Print the data exactly as it is given, please.

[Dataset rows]
## Begin

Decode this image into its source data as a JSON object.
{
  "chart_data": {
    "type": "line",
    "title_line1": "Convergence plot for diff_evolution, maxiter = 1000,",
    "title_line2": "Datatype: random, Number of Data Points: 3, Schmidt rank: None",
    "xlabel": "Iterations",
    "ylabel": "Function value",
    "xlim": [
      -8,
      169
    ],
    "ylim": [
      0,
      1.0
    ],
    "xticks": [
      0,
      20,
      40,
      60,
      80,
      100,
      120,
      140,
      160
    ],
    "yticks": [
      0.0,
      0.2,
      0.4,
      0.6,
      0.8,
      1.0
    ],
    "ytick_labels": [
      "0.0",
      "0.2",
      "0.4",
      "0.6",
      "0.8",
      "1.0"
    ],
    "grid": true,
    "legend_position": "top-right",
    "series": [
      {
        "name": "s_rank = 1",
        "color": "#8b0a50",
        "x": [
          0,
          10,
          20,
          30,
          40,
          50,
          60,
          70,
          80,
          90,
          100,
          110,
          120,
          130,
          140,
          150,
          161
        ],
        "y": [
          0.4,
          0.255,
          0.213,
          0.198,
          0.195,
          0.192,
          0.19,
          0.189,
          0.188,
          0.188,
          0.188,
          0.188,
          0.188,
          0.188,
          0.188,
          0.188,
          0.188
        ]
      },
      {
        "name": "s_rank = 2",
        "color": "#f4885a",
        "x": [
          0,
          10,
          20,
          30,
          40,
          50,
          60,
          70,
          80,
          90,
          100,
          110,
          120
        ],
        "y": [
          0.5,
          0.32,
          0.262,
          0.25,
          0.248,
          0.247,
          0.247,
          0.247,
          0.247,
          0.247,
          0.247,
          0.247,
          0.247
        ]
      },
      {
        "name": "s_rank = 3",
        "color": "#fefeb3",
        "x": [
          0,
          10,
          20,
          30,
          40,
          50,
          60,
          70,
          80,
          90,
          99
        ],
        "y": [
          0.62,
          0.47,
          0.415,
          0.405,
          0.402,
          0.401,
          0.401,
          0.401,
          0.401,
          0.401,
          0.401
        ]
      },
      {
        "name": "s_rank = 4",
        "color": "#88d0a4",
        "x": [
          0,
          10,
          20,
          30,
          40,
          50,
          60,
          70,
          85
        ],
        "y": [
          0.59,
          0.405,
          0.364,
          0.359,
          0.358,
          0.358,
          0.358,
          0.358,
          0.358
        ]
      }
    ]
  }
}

## End

● SOLUTION TO THIS TASK
Decode this image into its source data as a JSON object.
{
  "chart_data": {
    "type": "line",
    "title_line1": "Convergence plot for diff_evolution, maxiter = 1000,",
    "title_line2": "Datatype: random, Number of Data Points: 3, Schmidt rank: None",
    "xlabel": "Iterations",
    "ylabel": "Function value",
    "xlim": [
      -8,
      169
    ],
    "ylim": [
      0,
      1.0
    ],
    "xticks": [
      0,
      20,
      40,
      60,
      80,
      100,
      120,
      140,
      160
    ],
    "yticks": [
      0.0,
      0.2,
      0.4,
      0.6,
      0.8,
      1.0
    ],
    "ytick_labels": [
      "0.0",
      "0.2",
      "0.4",
      "0.6",
      "0.8",
      "1.0"
    ],
    "grid": true,
    "legend_position": "top-right",
    "series": [
      {
        "name": "s_rank = 1",
        "color": "#8b0a50",
        "x": [
          0,
          10,
          20,
          30,
          40,
          50,
          60,
          70,
          80,
          90,
          100,
          110,
          120,
          130,
          140,
          150,
          161
        ],
        "y": [
          0.4,
          0.255,
          0.213,
          0.198,
          0.195,
          0.192,
          0.19,
          0.189,
          0.188,
          0.188,
          0.188,
          0.188,
          0.188,
          0.188,
          0.188,
          0.188,
          0.188
        ]
      },
      {
        "name": "s_rank = 2",
        "color": "#f4885a",
        "x": [
          0,
          10,
          20,
          30,
          40,
          50,
          60,
          70,
          80,
          90,
          100,
          110,
          120
        ],
        "y": [
          0.5,
          0.32,
          0.262,
          0.25,
          0.248,
          0.247,
          0.247,
          0.247,
          0.247,
          0.247,
          0.247,
          0.247,
          0.247
        ]
      },
      {
        "name": "s_rank = 3",
        "color": "#fefeb3",
        "x": [
          0,
          10,
          20,
          30,
          40,
          50,
          60,
          70,
          80,
          90,
          99
        ],
        "y": [
          0.62,
          0.47,
          0.415,
          0.405,
          0.402,
          0.401,
          0.401,
          0.401,
          0.401,
          0.401,
          0.401
        ]
      },
      {
        "name": "s_rank = 4",
        "color": "#88d0a4",
        "x": [
          0,
          10,
          20,
          30,
          40,
          50,
          60,
          70,
          85
        ],
        "y": [
          0.59,
          0.405,
          0.364,
          0.359,
          0.358,
          0.358,
          0.358,
          0.358,
          0.358
        ]
      }
    ]
  }
}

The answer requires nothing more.